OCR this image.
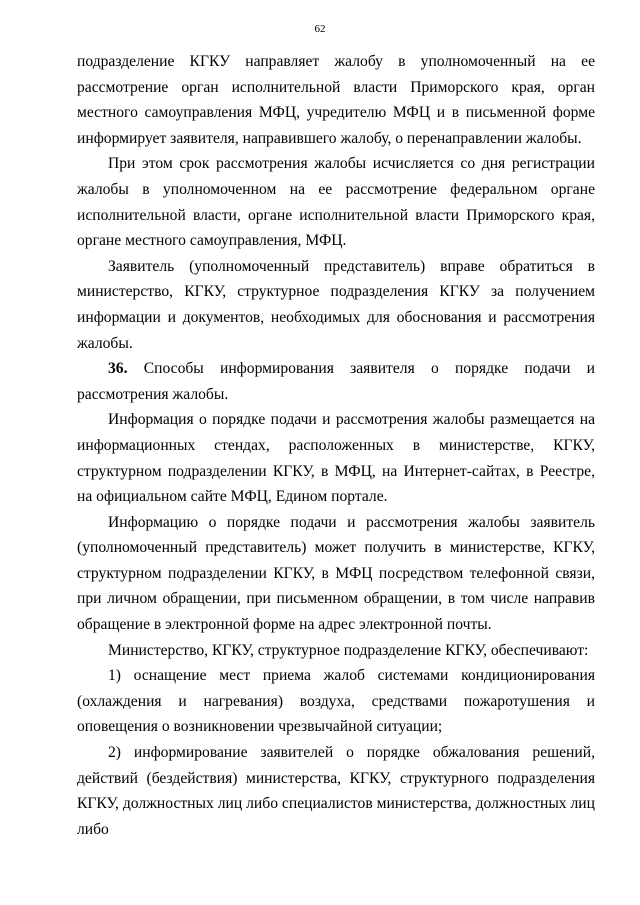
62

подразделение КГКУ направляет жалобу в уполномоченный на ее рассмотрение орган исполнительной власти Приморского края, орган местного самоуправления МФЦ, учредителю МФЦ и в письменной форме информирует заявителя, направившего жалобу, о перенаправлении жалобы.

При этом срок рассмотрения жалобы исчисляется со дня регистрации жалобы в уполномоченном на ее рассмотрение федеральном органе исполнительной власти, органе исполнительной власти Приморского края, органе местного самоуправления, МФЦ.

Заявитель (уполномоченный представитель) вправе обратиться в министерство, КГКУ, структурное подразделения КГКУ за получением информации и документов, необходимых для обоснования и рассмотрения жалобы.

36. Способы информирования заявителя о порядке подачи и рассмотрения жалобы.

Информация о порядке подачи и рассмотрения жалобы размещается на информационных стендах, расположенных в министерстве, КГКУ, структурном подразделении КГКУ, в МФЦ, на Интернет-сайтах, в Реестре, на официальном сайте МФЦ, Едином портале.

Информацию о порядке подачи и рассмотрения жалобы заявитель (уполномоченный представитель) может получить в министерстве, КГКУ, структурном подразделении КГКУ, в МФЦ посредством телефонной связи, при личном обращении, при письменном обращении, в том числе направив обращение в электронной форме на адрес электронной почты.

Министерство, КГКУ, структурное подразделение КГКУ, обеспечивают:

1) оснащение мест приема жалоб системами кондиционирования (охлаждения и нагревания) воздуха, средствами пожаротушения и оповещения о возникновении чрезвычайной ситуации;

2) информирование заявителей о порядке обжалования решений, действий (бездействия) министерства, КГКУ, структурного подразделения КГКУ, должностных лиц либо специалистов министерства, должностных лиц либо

##############################

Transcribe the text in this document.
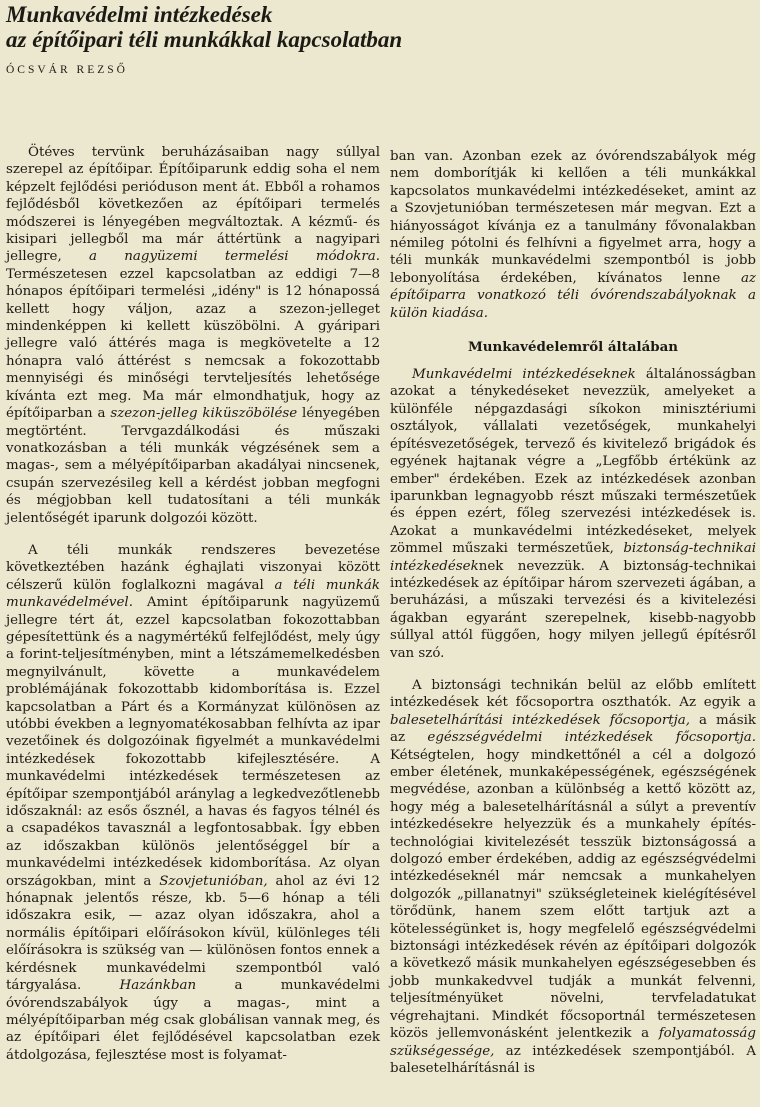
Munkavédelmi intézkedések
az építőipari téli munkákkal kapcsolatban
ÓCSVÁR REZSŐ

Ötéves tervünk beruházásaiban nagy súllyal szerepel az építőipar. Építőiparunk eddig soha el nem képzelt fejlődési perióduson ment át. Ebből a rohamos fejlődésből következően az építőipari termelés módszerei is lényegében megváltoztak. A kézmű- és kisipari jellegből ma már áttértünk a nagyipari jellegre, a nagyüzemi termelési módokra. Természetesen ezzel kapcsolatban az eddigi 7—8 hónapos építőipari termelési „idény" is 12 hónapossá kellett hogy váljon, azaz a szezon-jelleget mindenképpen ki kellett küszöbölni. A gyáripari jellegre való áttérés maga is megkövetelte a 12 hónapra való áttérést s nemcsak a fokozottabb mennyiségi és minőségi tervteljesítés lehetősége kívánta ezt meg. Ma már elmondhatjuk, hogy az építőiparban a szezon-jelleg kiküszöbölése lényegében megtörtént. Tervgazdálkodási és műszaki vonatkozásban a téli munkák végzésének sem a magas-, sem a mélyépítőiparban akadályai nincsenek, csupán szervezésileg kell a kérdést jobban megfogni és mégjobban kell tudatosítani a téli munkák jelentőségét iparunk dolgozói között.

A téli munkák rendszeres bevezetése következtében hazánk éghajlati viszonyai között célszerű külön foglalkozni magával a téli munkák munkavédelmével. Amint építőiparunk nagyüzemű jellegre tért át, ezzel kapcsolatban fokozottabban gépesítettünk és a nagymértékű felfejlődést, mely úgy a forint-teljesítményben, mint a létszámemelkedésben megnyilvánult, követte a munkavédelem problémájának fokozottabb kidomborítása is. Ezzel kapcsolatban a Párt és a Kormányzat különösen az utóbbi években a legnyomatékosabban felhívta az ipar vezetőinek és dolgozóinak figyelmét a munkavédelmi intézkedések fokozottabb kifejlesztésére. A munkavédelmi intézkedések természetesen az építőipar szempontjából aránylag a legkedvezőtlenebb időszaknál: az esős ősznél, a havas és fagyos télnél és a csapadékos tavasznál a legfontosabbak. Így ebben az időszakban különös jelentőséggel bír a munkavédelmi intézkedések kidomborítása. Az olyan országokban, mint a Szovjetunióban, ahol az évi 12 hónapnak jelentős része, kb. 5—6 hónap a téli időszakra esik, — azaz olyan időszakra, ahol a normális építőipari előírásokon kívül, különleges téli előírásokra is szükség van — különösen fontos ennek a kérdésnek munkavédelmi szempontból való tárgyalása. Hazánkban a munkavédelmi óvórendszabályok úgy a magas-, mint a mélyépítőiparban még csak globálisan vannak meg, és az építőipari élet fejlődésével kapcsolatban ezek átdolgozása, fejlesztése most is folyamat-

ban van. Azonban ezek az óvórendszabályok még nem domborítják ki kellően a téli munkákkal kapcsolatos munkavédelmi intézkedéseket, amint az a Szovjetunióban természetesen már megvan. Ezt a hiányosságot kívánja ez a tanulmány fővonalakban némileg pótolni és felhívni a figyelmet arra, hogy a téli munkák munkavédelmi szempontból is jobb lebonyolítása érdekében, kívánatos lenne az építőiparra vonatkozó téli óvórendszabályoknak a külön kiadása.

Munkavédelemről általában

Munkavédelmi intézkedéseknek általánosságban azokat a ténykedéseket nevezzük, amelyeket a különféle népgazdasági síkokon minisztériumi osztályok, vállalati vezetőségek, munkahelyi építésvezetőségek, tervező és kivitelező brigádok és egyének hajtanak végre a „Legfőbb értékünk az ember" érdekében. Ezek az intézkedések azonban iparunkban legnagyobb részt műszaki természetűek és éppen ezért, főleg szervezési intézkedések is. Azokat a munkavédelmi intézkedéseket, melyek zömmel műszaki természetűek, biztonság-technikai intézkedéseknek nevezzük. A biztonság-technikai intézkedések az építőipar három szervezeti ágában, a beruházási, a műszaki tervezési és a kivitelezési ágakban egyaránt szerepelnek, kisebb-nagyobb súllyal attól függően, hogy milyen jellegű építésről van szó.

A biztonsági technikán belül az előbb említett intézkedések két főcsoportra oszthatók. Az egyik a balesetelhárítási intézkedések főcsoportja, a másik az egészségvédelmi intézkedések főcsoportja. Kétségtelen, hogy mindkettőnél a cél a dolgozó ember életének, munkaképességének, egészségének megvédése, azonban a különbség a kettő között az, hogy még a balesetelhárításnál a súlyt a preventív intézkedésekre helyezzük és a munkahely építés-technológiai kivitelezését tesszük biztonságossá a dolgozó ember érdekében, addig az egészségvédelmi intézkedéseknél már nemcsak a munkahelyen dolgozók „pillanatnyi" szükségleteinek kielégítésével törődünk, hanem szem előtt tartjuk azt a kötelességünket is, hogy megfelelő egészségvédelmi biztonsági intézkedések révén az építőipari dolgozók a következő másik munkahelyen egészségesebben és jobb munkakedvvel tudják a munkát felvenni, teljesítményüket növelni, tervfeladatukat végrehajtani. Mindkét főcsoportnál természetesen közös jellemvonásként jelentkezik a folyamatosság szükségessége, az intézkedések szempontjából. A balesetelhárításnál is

##############################

▶ [What needs to be done]: Report only how many lines of the listing hold the word "подразделение".

▶ [Task output]: 2